* Provided text:
The deer were frisky in the backyard this morning, the younger ones racing around like little kids. Then suddenly all the action stopped, and all (except one) looked in one direction.
The left-over seed heads in the wildflower garden get chomped by the deer at this time of year. I never realized there was so much variation in coat color of deer in the winter. The doe in the left back of the group is quite dark.
And this is apparently what they were staring at, or anticipating the arrival of.
He arrived a few minutes after the does had departed. Did they hear him, or see him, or smell him???
And this is what the buck did for the next few minutes.
He’s not grazing, he’s following a scent trail. The smell of the does gives him clues about their reproductive status.
His head moved along the path the does took, then he suddenly moved it upward and stood with his mouth open and tongue moving in and out.

[Document layout analysis data]
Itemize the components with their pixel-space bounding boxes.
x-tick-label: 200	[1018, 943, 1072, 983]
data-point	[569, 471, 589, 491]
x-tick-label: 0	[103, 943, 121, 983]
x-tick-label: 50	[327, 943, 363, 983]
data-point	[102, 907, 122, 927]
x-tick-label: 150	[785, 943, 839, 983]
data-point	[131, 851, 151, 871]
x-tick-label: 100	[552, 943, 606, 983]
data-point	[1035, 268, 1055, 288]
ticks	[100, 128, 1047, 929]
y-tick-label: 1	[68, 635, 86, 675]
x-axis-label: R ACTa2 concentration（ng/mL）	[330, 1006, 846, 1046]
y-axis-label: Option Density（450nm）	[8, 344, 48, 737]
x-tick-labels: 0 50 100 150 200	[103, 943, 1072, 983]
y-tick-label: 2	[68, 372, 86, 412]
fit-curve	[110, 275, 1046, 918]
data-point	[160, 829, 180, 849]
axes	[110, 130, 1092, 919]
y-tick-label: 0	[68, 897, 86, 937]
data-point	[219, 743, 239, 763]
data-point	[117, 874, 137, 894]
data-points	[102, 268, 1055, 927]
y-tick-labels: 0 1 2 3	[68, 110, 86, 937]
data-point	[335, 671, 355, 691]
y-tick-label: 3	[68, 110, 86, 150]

* Required work:
1. Answer these questions about the account of the backyard deer:
(a) What do the deer chomp in the wildflower garden at this time of year?
(b) Which doe is described as quite dark?
(c) What does the smell of the does tell the buck about them?
2. In the account of the backyard deer, the writer wonders how the does knew the buck was coming. List every way the writer suggests.
3. Carry on the account of the backyard deer past its last sentence, keeping the same voice.
The listing is separate material and has no connection to the account of the backyard deer.

* Task answers:
1.
(a) The left-over seed heads.
(b) The doe in the left back of the group.
(c) It gives him clues about their reproductive status.

2. Hearing him, seeing him, smelling him.

3.
Specialized glands on the lower part of the doe’s leg (tarsal glands) give off a particular scent when the doe is in heat, indicating when will be receptive to the male.
Tasting the odor molecules? A specialized (vomeronasal) organ located in the roof of the mouth detects the tarsal scent of the does. Bucks use their tongue to capture and press those scents into the organ, which passes the information on to the brain via nerves.
He wandered off in their direction a few minutes later, so I assume they didn’t smell quite right, or he would have been in a bigger hurry to catch them.